WHAT TO PRODUCE: Look through the records below, and copy out every line that holds the string "přijetí".

****************

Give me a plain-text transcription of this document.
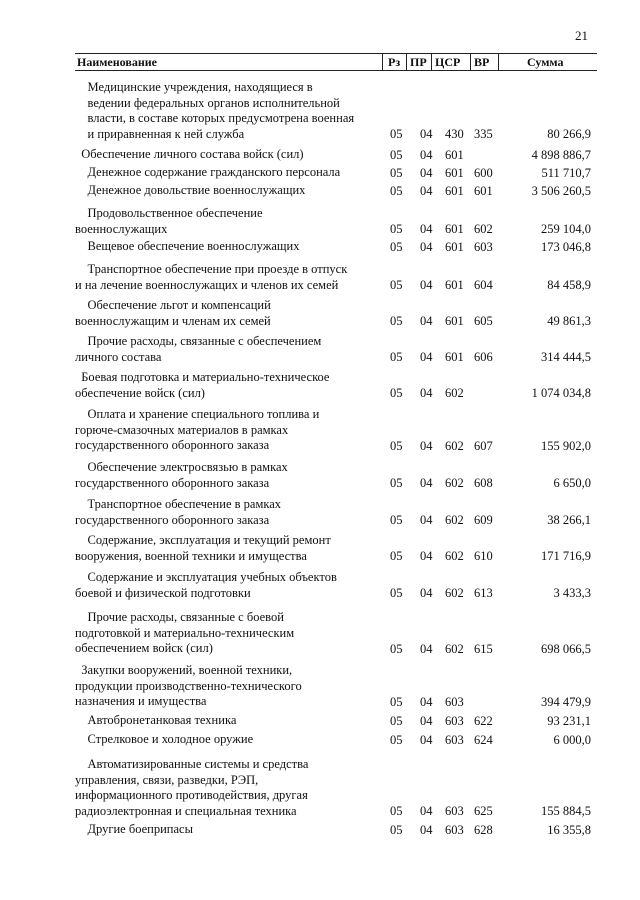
21
Наименование	Рз ПР ЦСР ВР	Сумма
Медицинские учреждения, находящиеся в
ведении федеральных органов исполнительной
власти, в составе которых предусмотрена военная
и приравненная к ней служба	05 04 430 335	80 266,9
Обеспечение личного состава войск (сил)	05 04 601	4 898 886,7
Денежное содержание гражданского персонала	05 04 601 600	511 710,7
Денежное довольствие военнослужащих	05 04 601 601	3 506 260,5
Продовольственное обеспечение
военнослужащих	05 04 601 602	259 104,0
Вещевое обеспечение военнослужащих	05 04 601 603	173 046,8
Транспортное обеспечение при проезде в отпуск
и на лечение военнослужащих и членов их семей	05 04 601 604	84 458,9
Обеспечение льгот и компенсаций
военнослужащим и членам их семей	05 04 601 605	49 861,3
Прочие расходы, связанные с обеспечением
личного состава	05 04 601 606	314 444,5
Боевая подготовка и материально-техническое
обеспечение войск (сил)	05 04 602	1 074 034,8
Оплата и хранение специального топлива и
горюче-смазочных материалов в рамках
государственного оборонного заказа	05 04 602 607	155 902,0
Обеспечение электросвязью в рамках
государственного оборонного заказа	05 04 602 608	6 650,0
Транспортное обеспечение в рамках
государственного оборонного заказа	05 04 602 609	38 266,1
Содержание, эксплуатация и текущий ремонт
вооружения, военной техники и имущества	05 04 602 610	171 716,9
Содержание и эксплуатация учебных объектов
боевой и физической подготовки	05 04 602 613	3 433,3
Прочие расходы, связанные с боевой
подготовкой и материально-техническим
обеспечением войск (сил)	05 04 602 615	698 066,5
Закупки вооружений, военной техники,
продукции производственно-технического
назначения и имущества	05 04 603	394 479,9
Автобронетанковая техника	05 04 603 622	93 231,1
Стрелковое и холодное оружие	05 04 603 624	6 000,0
Автоматизированные системы и средства
управления, связи, разведки, РЭП,
информационного противодействия, другая
радиоэлектронная и специальная техника	05 04 603 625	155 884,5
Другие боеприпасы	05 04 603 628	16 355,8
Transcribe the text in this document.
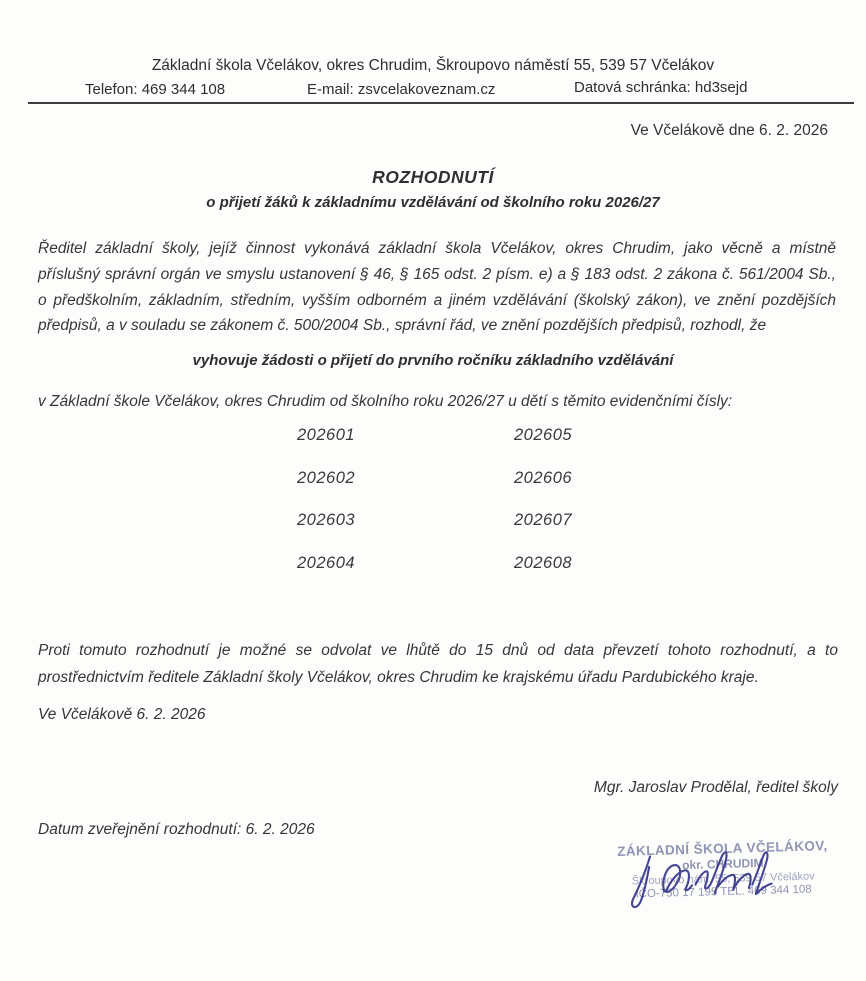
Základní škola Včelákov, okres Chrudim, Škroupovo náměstí 55, 539 57 Včelákov
Telefon: 469 344 108	E-mail: zsvcelakoveznam.cz	Datová schránka: hd3sejd
Ve Včelákově dne 6. 2. 2026
ROZHODNUTÍ
o přijetí žáků k základnímu vzdělávání od školního roku 2026/27
Ředitel základní školy, jejíž činnost vykonává základní škola Včelákov, okres Chrudim, jako věcně a místně příslušný správní orgán ve smyslu ustanovení § 46, § 165 odst. 2 písm. e) a § 183 odst. 2 zákona č. 561/2004 Sb., o předškolním, základním, středním, vyšším odborném a jiném vzdělávání (školský zákon), ve znění pozdějších předpisů, a v souladu se zákonem č. 500/2004 Sb., správní řád, ve znění pozdějších předpisů, rozhodl, že
vyhovuje žádosti o přijetí do prvního ročníku základního vzdělávání
v Základní škole Včelákov, okres Chrudim od školního roku 2026/27 u dětí s těmito evidenčními čísly:
202601
202602
202603
202604
202605
202606
202607
202608
Proti tomuto rozhodnutí je možné se odvolat ve lhůtě do 15 dnů od data převzetí tohoto rozhodnutí, a to prostřednictvím ředitele Základní školy Včelákov, okres Chrudim ke krajskému úřadu Pardubického kraje.
Ve Včelákově 6. 2. 2026
Mgr. Jaroslav Prodělal, ředitel školy
Datum zveřejnění rozhodnutí: 6. 2. 2026
ZÁKLADNÍ ŠKOLA VČELÁKOV,
okr. CHRUDIM
Škroupovo nám. 55, 539 57 Včelákov
IČO-750 17 195 TEL. 469 344 108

****************

EXERCISE RESULT:
o přijetí žáků k základnímu vzdělávání od školního roku 2026/27
vyhovuje žádosti o přijetí do prvního ročníku základního vzdělávání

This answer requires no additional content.